⟨
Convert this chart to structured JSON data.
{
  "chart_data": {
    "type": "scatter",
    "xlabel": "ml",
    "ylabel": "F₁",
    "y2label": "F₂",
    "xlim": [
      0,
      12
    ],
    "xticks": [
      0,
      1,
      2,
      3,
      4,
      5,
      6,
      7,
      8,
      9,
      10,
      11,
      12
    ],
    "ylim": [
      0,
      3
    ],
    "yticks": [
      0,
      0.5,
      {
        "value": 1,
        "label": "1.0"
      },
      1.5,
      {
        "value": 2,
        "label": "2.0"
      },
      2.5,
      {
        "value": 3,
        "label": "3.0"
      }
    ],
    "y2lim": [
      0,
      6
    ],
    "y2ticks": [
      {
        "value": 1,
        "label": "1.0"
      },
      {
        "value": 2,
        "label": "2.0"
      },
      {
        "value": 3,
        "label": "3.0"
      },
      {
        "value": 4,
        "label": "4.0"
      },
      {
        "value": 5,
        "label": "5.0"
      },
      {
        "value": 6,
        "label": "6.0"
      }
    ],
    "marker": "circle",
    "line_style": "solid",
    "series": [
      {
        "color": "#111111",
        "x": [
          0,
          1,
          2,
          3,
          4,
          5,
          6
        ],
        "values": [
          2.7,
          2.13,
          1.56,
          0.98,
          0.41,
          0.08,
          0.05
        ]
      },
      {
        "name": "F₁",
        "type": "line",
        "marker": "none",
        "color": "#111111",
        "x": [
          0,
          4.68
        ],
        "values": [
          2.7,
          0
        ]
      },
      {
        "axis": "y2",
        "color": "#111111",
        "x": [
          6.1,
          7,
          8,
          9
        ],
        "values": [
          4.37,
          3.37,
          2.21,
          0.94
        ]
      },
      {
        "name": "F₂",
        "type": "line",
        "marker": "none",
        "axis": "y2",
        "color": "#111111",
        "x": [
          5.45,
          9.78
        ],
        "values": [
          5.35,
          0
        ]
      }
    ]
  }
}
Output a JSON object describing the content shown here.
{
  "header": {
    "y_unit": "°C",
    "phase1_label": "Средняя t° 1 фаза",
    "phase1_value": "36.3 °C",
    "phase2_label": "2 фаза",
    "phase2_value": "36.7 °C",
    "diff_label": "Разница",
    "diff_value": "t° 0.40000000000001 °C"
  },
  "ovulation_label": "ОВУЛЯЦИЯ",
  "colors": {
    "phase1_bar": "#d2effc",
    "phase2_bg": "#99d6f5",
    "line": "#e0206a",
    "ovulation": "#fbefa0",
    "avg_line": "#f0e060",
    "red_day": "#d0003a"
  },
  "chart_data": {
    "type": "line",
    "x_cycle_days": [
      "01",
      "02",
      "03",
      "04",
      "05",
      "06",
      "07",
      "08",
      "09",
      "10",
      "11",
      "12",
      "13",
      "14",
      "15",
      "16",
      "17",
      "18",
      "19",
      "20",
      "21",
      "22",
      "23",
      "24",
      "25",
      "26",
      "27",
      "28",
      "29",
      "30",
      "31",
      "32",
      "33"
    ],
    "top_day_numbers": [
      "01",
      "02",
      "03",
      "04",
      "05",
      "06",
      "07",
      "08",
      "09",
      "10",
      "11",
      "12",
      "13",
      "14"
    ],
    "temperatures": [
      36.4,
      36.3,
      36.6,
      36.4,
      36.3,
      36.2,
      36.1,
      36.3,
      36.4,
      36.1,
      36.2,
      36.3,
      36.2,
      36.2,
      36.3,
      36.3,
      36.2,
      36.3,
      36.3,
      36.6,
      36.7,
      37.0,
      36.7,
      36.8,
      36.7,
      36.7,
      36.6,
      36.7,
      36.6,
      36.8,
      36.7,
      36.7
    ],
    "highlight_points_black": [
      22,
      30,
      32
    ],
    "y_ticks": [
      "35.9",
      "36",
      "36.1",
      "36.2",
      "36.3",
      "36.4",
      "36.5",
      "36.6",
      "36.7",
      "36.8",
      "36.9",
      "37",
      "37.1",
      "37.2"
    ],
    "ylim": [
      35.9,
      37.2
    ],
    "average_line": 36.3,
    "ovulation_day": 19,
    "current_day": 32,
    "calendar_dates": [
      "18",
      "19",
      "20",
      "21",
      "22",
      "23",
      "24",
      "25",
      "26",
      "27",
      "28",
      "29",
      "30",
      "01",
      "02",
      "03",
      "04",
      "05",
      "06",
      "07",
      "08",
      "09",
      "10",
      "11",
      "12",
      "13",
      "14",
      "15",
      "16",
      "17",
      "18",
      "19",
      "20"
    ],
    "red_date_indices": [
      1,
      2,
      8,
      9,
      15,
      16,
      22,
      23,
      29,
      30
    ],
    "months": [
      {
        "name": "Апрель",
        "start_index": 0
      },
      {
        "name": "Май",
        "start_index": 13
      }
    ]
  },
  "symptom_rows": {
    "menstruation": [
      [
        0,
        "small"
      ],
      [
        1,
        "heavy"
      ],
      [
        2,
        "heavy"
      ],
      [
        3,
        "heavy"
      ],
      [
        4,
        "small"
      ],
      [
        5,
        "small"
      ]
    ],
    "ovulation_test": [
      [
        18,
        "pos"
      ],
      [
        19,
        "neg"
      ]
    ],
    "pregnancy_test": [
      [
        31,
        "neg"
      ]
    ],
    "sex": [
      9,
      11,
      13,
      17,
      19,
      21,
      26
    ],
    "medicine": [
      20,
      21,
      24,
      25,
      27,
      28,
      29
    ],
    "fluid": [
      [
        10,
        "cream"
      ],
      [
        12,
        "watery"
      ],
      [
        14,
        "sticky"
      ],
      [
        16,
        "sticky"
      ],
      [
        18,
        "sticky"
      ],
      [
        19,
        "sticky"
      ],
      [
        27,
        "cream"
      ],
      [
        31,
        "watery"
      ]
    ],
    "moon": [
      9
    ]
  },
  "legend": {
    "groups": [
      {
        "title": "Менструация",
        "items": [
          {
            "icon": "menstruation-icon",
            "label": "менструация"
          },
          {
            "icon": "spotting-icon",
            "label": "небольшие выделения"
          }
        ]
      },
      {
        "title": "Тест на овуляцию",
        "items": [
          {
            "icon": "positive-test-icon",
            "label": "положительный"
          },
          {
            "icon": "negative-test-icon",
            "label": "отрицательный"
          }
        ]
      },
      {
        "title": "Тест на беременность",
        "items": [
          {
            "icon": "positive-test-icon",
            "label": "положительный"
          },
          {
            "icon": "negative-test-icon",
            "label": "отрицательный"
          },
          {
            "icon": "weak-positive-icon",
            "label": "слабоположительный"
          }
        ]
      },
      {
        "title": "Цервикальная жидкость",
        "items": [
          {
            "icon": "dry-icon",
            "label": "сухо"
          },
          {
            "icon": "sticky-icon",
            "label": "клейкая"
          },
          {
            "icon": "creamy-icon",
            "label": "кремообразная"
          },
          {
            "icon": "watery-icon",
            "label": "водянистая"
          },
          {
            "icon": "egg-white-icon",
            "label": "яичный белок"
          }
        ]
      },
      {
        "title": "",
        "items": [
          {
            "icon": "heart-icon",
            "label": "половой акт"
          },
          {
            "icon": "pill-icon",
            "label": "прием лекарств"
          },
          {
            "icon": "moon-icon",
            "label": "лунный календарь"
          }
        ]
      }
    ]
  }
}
⟩
** Goal of the exercise **
The listing above should be transcribed in full, exactly as written.

** Exercise result **
Convert this chart to structured JSON data.
{
  "chart_data": {
    "type": "scatter",
    "xlabel": "ml",
    "ylabel": "F₁",
    "y2label": "F₂",
    "xlim": [
      0,
      12
    ],
    "xticks": [
      0,
      1,
      2,
      3,
      4,
      5,
      6,
      7,
      8,
      9,
      10,
      11,
      12
    ],
    "ylim": [
      0,
      3
    ],
    "yticks": [
      0,
      0.5,
      {
        "value": 1,
        "label": "1.0"
      },
      1.5,
      {
        "value": 2,
        "label": "2.0"
      },
      2.5,
      {
        "value": 3,
        "label": "3.0"
      }
    ],
    "y2lim": [
      0,
      6
    ],
    "y2ticks": [
      {
        "value": 1,
        "label": "1.0"
      },
      {
        "value": 2,
        "label": "2.0"
      },
      {
        "value": 3,
        "label": "3.0"
      },
      {
        "value": 4,
        "label": "4.0"
      },
      {
        "value": 5,
        "label": "5.0"
      },
      {
        "value": 6,
        "label": "6.0"
      }
    ],
    "marker": "circle",
    "line_style": "solid",
    "series": [
      {
        "color": "#111111",
        "x": [
          0,
          1,
          2,
          3,
          4,
          5,
          6
        ],
        "values": [
          2.7,
          2.13,
          1.56,
          0.98,
          0.41,
          0.08,
          0.05
        ]
      },
      {
        "name": "F₁",
        "type": "line",
        "marker": "none",
        "color": "#111111",
        "x": [
          0,
          4.68
        ],
        "values": [
          2.7,
          0
        ]
      },
      {
        "axis": "y2",
        "color": "#111111",
        "x": [
          6.1,
          7,
          8,
          9
        ],
        "values": [
          4.37,
          3.37,
          2.21,
          0.94
        ]
      },
      {
        "name": "F₂",
        "type": "line",
        "marker": "none",
        "axis": "y2",
        "color": "#111111",
        "x": [
          5.45,
          9.78
        ],
        "values": [
          5.35,
          0
        ]
      }
    ]
  }
}
Output a JSON object describing the content shown here.
{
  "header": {
    "y_unit": "°C",
    "phase1_label": "Средняя t° 1 фаза",
    "phase1_value": "36.3 °C",
    "phase2_label": "2 фаза",
    "phase2_value": "36.7 °C",
    "diff_label": "Разница",
    "diff_value": "t° 0.40000000000001 °C"
  },
  "ovulation_label": "ОВУЛЯЦИЯ",
  "colors": {
    "phase1_bar": "#d2effc",
    "phase2_bg": "#99d6f5",
    "line": "#e0206a",
    "ovulation": "#fbefa0",
    "avg_line": "#f0e060",
    "red_day": "#d0003a"
  },
  "chart_data": {
    "type": "line",
    "x_cycle_days": [
      "01",
      "02",
      "03",
      "04",
      "05",
      "06",
      "07",
      "08",
      "09",
      "10",
      "11",
      "12",
      "13",
      "14",
      "15",
      "16",
      "17",
      "18",
      "19",
      "20",
      "21",
      "22",
      "23",
      "24",
      "25",
      "26",
      "27",
      "28",
      "29",
      "30",
      "31",
      "32",
      "33"
    ],
    "top_day_numbers": [
      "01",
      "02",
      "03",
      "04",
      "05",
      "06",
      "07",
      "08",
      "09",
      "10",
      "11",
      "12",
      "13",
      "14"
    ],
    "temperatures": [
      36.4,
      36.3,
      36.6,
      36.4,
      36.3,
      36.2,
      36.1,
      36.3,
      36.4,
      36.1,
      36.2,
      36.3,
      36.2,
      36.2,
      36.3,
      36.3,
      36.2,
      36.3,
      36.3,
      36.6,
      36.7,
      37.0,
      36.7,
      36.8,
      36.7,
      36.7,
      36.6,
      36.7,
      36.6,
      36.8,
      36.7,
      36.7
    ],
    "highlight_points_black": [
      22,
      30,
      32
    ],
    "y_ticks": [
      "35.9",
      "36",
      "36.1",
      "36.2",
      "36.3",
      "36.4",
      "36.5",
      "36.6",
      "36.7",
      "36.8",
      "36.9",
      "37",
      "37.1",
      "37.2"
    ],
    "ylim": [
      35.9,
      37.2
    ],
    "average_line": 36.3,
    "ovulation_day": 19,
    "current_day": 32,
    "calendar_dates": [
      "18",
      "19",
      "20",
      "21",
      "22",
      "23",
      "24",
      "25",
      "26",
      "27",
      "28",
      "29",
      "30",
      "01",
      "02",
      "03",
      "04",
      "05",
      "06",
      "07",
      "08",
      "09",
      "10",
      "11",
      "12",
      "13",
      "14",
      "15",
      "16",
      "17",
      "18",
      "19",
      "20"
    ],
    "red_date_indices": [
      1,
      2,
      8,
      9,
      15,
      16,
      22,
      23,
      29,
      30
    ],
    "months": [
      {
        "name": "Апрель",
        "start_index": 0
      },
      {
        "name": "Май",
        "start_index": 13
      }
    ]
  },
  "symptom_rows": {
    "menstruation": [
      [
        0,
        "small"
      ],
      [
        1,
        "heavy"
      ],
      [
        2,
        "heavy"
      ],
      [
        3,
        "heavy"
      ],
      [
        4,
        "small"
      ],
      [
        5,
        "small"
      ]
    ],
    "ovulation_test": [
      [
        18,
        "pos"
      ],
      [
        19,
        "neg"
      ]
    ],
    "pregnancy_test": [
      [
        31,
        "neg"
      ]
    ],
    "sex": [
      9,
      11,
      13,
      17,
      19,
      21,
      26
    ],
    "medicine": [
      20,
      21,
      24,
      25,
      27,
      28,
      29
    ],
    "fluid": [
      [
        10,
        "cream"
      ],
      [
        12,
        "watery"
      ],
      [
        14,
        "sticky"
      ],
      [
        16,
        "sticky"
      ],
      [
        18,
        "sticky"
      ],
      [
        19,
        "sticky"
      ],
      [
        27,
        "cream"
      ],
      [
        31,
        "watery"
      ]
    ],
    "moon": [
      9
    ]
  },
  "legend": {
    "groups": [
      {
        "title": "Менструация",
        "items": [
          {
            "icon": "menstruation-icon",
            "label": "менструация"
          },
          {
            "icon": "spotting-icon",
            "label": "небольшие выделения"
          }
        ]
      },
      {
        "title": "Тест на овуляцию",
        "items": [
          {
            "icon": "positive-test-icon",
            "label": "положительный"
          },
          {
            "icon": "negative-test-icon",
            "label": "отрицательный"
          }
        ]
      },
      {
        "title": "Тест на беременность",
        "items": [
          {
            "icon": "positive-test-icon",
            "label": "положительный"
          },
          {
            "icon": "negative-test-icon",
            "label": "отрицательный"
          },
          {
            "icon": "weak-positive-icon",
            "label": "слабоположительный"
          }
        ]
      },
      {
        "title": "Цервикальная жидкость",
        "items": [
          {
            "icon": "dry-icon",
            "label": "сухо"
          },
          {
            "icon": "sticky-icon",
            "label": "клейкая"
          },
          {
            "icon": "creamy-icon",
            "label": "кремообразная"
          },
          {
            "icon": "watery-icon",
            "label": "водянистая"
          },
          {
            "icon": "egg-white-icon",
            "label": "яичный белок"
          }
        ]
      },
      {
        "title": "",
        "items": [
          {
            "icon": "heart-icon",
            "label": "половой акт"
          },
          {
            "icon": "pill-icon",
            "label": "прием лекарств"
          },
          {
            "icon": "moon-icon",
            "label": "лунный календарь"
          }
        ]
      }
    ]
  }
}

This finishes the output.